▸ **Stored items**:
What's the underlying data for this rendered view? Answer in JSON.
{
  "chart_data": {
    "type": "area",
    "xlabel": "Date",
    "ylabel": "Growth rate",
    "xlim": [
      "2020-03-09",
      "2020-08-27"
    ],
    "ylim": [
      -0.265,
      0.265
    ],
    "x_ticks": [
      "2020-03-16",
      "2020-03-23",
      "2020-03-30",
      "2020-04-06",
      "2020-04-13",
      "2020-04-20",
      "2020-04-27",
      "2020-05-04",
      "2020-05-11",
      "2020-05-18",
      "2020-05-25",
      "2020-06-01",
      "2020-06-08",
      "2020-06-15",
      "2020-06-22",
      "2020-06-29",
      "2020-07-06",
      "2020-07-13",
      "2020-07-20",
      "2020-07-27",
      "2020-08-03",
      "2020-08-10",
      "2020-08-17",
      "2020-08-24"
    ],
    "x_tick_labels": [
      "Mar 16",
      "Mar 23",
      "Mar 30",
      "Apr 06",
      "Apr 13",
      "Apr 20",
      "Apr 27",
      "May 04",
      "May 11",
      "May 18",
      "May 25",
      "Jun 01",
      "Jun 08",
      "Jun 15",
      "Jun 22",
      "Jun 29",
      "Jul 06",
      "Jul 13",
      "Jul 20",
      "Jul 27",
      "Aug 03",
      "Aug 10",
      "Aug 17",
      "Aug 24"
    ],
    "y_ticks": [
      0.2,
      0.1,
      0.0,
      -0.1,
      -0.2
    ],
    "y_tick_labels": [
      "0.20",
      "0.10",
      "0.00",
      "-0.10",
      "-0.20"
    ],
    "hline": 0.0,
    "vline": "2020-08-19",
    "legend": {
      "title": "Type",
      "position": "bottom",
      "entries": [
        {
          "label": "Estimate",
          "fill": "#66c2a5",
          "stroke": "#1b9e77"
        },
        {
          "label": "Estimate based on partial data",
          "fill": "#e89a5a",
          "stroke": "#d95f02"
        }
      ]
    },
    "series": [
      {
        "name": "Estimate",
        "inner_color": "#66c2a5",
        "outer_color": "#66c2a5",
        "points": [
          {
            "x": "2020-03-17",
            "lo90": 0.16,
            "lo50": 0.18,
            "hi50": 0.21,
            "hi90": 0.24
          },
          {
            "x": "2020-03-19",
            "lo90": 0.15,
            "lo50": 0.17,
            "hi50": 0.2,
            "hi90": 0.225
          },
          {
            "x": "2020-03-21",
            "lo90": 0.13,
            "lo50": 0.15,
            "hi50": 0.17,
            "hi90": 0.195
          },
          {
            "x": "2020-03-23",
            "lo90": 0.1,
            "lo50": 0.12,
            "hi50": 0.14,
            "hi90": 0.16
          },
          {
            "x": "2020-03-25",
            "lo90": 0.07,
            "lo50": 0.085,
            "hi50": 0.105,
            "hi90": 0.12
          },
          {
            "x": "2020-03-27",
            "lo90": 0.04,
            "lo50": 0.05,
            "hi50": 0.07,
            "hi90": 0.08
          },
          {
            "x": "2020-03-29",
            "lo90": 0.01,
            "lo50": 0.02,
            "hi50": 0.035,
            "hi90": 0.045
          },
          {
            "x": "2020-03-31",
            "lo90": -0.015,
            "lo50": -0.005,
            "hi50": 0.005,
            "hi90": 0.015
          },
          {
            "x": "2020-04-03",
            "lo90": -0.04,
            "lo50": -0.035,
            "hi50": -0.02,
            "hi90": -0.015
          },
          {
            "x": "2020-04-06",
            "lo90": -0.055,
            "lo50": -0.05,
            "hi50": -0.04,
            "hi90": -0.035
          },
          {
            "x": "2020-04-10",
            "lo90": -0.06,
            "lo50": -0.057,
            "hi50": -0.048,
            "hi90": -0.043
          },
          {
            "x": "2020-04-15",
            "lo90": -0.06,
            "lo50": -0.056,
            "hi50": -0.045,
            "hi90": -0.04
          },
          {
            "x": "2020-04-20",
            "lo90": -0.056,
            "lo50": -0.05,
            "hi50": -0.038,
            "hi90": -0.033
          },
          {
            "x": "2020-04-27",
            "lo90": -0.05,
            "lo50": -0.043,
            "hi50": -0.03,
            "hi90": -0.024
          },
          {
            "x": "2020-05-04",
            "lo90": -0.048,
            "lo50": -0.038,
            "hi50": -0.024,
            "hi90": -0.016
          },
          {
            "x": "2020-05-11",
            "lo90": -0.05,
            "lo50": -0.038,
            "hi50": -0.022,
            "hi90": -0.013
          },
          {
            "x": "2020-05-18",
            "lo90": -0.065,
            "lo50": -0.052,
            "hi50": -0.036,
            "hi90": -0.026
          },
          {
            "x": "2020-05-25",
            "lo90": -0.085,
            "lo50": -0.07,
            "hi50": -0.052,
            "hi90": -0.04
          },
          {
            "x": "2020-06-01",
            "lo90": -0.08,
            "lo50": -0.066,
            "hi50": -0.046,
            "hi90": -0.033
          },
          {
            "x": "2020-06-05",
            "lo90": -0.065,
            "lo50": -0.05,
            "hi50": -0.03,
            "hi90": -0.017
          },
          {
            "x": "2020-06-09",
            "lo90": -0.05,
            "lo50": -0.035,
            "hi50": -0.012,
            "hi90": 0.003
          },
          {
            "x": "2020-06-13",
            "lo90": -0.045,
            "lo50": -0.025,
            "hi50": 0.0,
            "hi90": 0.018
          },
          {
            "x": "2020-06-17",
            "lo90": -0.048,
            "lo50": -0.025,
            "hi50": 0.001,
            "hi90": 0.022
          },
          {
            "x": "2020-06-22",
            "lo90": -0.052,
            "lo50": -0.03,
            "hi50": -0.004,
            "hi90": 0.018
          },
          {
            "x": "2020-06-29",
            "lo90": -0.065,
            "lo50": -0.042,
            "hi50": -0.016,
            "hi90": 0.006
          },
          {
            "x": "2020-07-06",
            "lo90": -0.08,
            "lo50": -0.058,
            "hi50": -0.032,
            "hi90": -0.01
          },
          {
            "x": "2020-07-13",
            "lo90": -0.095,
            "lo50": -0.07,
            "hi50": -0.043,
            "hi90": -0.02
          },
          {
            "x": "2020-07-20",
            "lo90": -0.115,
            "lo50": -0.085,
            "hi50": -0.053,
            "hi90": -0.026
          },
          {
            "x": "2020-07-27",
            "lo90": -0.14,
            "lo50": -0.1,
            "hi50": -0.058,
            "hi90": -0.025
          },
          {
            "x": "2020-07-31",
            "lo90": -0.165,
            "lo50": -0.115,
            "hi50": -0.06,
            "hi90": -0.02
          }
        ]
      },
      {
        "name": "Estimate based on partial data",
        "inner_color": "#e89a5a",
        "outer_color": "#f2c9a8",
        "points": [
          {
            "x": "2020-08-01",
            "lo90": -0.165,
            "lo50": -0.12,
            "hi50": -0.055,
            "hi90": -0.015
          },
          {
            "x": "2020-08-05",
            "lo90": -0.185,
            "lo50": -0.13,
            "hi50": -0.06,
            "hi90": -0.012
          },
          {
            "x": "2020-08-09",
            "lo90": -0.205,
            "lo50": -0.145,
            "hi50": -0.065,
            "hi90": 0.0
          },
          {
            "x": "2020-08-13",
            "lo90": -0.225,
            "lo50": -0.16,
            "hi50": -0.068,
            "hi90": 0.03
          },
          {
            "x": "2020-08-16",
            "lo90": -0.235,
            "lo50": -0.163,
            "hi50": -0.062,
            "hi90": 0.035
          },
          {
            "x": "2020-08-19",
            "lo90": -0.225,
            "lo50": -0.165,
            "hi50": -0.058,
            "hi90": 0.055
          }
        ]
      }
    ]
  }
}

▸ **Set exercise**:
Copy all the records above exactly, missing none.

▸ **Written response**:
What's the underlying data for this rendered view? Answer in JSON.
{
  "chart_data": {
    "type": "area",
    "xlabel": "Date",
    "ylabel": "Growth rate",
    "xlim": [
      "2020-03-09",
      "2020-08-27"
    ],
    "ylim": [
      -0.265,
      0.265
    ],
    "x_ticks": [
      "2020-03-16",
      "2020-03-23",
      "2020-03-30",
      "2020-04-06",
      "2020-04-13",
      "2020-04-20",
      "2020-04-27",
      "2020-05-04",
      "2020-05-11",
      "2020-05-18",
      "2020-05-25",
      "2020-06-01",
      "2020-06-08",
      "2020-06-15",
      "2020-06-22",
      "2020-06-29",
      "2020-07-06",
      "2020-07-13",
      "2020-07-20",
      "2020-07-27",
      "2020-08-03",
      "2020-08-10",
      "2020-08-17",
      "2020-08-24"
    ],
    "x_tick_labels": [
      "Mar 16",
      "Mar 23",
      "Mar 30",
      "Apr 06",
      "Apr 13",
      "Apr 20",
      "Apr 27",
      "May 04",
      "May 11",
      "May 18",
      "May 25",
      "Jun 01",
      "Jun 08",
      "Jun 15",
      "Jun 22",
      "Jun 29",
      "Jul 06",
      "Jul 13",
      "Jul 20",
      "Jul 27",
      "Aug 03",
      "Aug 10",
      "Aug 17",
      "Aug 24"
    ],
    "y_ticks": [
      0.2,
      0.1,
      0.0,
      -0.1,
      -0.2
    ],
    "y_tick_labels": [
      "0.20",
      "0.10",
      "0.00",
      "-0.10",
      "-0.20"
    ],
    "hline": 0.0,
    "vline": "2020-08-19",
    "legend": {
      "title": "Type",
      "position": "bottom",
      "entries": [
        {
          "label": "Estimate",
          "fill": "#66c2a5",
          "stroke": "#1b9e77"
        },
        {
          "label": "Estimate based on partial data",
          "fill": "#e89a5a",
          "stroke": "#d95f02"
        }
      ]
    },
    "series": [
      {
        "name": "Estimate",
        "inner_color": "#66c2a5",
        "outer_color": "#66c2a5",
        "points": [
          {
            "x": "2020-03-17",
            "lo90": 0.16,
            "lo50": 0.18,
            "hi50": 0.21,
            "hi90": 0.24
          },
          {
            "x": "2020-03-19",
            "lo90": 0.15,
            "lo50": 0.17,
            "hi50": 0.2,
            "hi90": 0.225
          },
          {
            "x": "2020-03-21",
            "lo90": 0.13,
            "lo50": 0.15,
            "hi50": 0.17,
            "hi90": 0.195
          },
          {
            "x": "2020-03-23",
            "lo90": 0.1,
            "lo50": 0.12,
            "hi50": 0.14,
            "hi90": 0.16
          },
          {
            "x": "2020-03-25",
            "lo90": 0.07,
            "lo50": 0.085,
            "hi50": 0.105,
            "hi90": 0.12
          },
          {
            "x": "2020-03-27",
            "lo90": 0.04,
            "lo50": 0.05,
            "hi50": 0.07,
            "hi90": 0.08
          },
          {
            "x": "2020-03-29",
            "lo90": 0.01,
            "lo50": 0.02,
            "hi50": 0.035,
            "hi90": 0.045
          },
          {
            "x": "2020-03-31",
            "lo90": -0.015,
            "lo50": -0.005,
            "hi50": 0.005,
            "hi90": 0.015
          },
          {
            "x": "2020-04-03",
            "lo90": -0.04,
            "lo50": -0.035,
            "hi50": -0.02,
            "hi90": -0.015
          },
          {
            "x": "2020-04-06",
            "lo90": -0.055,
            "lo50": -0.05,
            "hi50": -0.04,
            "hi90": -0.035
          },
          {
            "x": "2020-04-10",
            "lo90": -0.06,
            "lo50": -0.057,
            "hi50": -0.048,
            "hi90": -0.043
          },
          {
            "x": "2020-04-15",
            "lo90": -0.06,
            "lo50": -0.056,
            "hi50": -0.045,
            "hi90": -0.04
          },
          {
            "x": "2020-04-20",
            "lo90": -0.056,
            "lo50": -0.05,
            "hi50": -0.038,
            "hi90": -0.033
          },
          {
            "x": "2020-04-27",
            "lo90": -0.05,
            "lo50": -0.043,
            "hi50": -0.03,
            "hi90": -0.024
          },
          {
            "x": "2020-05-04",
            "lo90": -0.048,
            "lo50": -0.038,
            "hi50": -0.024,
            "hi90": -0.016
          },
          {
            "x": "2020-05-11",
            "lo90": -0.05,
            "lo50": -0.038,
            "hi50": -0.022,
            "hi90": -0.013
          },
          {
            "x": "2020-05-18",
            "lo90": -0.065,
            "lo50": -0.052,
            "hi50": -0.036,
            "hi90": -0.026
          },
          {
            "x": "2020-05-25",
            "lo90": -0.085,
            "lo50": -0.07,
            "hi50": -0.052,
            "hi90": -0.04
          },
          {
            "x": "2020-06-01",
            "lo90": -0.08,
            "lo50": -0.066,
            "hi50": -0.046,
            "hi90": -0.033
          },
          {
            "x": "2020-06-05",
            "lo90": -0.065,
            "lo50": -0.05,
            "hi50": -0.03,
            "hi90": -0.017
          },
          {
            "x": "2020-06-09",
            "lo90": -0.05,
            "lo50": -0.035,
            "hi50": -0.012,
            "hi90": 0.003
          },
          {
            "x": "2020-06-13",
            "lo90": -0.045,
            "lo50": -0.025,
            "hi50": 0.0,
            "hi90": 0.018
          },
          {
            "x": "2020-06-17",
            "lo90": -0.048,
            "lo50": -0.025,
            "hi50": 0.001,
            "hi90": 0.022
          },
          {
            "x": "2020-06-22",
            "lo90": -0.052,
            "lo50": -0.03,
            "hi50": -0.004,
            "hi90": 0.018
          },
          {
            "x": "2020-06-29",
            "lo90": -0.065,
            "lo50": -0.042,
            "hi50": -0.016,
            "hi90": 0.006
          },
          {
            "x": "2020-07-06",
            "lo90": -0.08,
            "lo50": -0.058,
            "hi50": -0.032,
            "hi90": -0.01
          },
          {
            "x": "2020-07-13",
            "lo90": -0.095,
            "lo50": -0.07,
            "hi50": -0.043,
            "hi90": -0.02
          },
          {
            "x": "2020-07-20",
            "lo90": -0.115,
            "lo50": -0.085,
            "hi50": -0.053,
            "hi90": -0.026
          },
          {
            "x": "2020-07-27",
            "lo90": -0.14,
            "lo50": -0.1,
            "hi50": -0.058,
            "hi90": -0.025
          },
          {
            "x": "2020-07-31",
            "lo90": -0.165,
            "lo50": -0.115,
            "hi50": -0.06,
            "hi90": -0.02
          }
        ]
      },
      {
        "name": "Estimate based on partial data",
        "inner_color": "#e89a5a",
        "outer_color": "#f2c9a8",
        "points": [
          {
            "x": "2020-08-01",
            "lo90": -0.165,
            "lo50": -0.12,
            "hi50": -0.055,
            "hi90": -0.015
          },
          {
            "x": "2020-08-05",
            "lo90": -0.185,
            "lo50": -0.13,
            "hi50": -0.06,
            "hi90": -0.012
          },
          {
            "x": "2020-08-09",
            "lo90": -0.205,
            "lo50": -0.145,
            "hi50": -0.065,
            "hi90": 0.0
          },
          {
            "x": "2020-08-13",
            "lo90": -0.225,
            "lo50": -0.16,
            "hi50": -0.068,
            "hi90": 0.03
          },
          {
            "x": "2020-08-16",
            "lo90": -0.235,
            "lo50": -0.163,
            "hi50": -0.062,
            "hi90": 0.035
          },
          {
            "x": "2020-08-19",
            "lo90": -0.225,
            "lo50": -0.165,
            "hi50": -0.058,
            "hi90": 0.055
          }
        ]
      }
    ]
  }
}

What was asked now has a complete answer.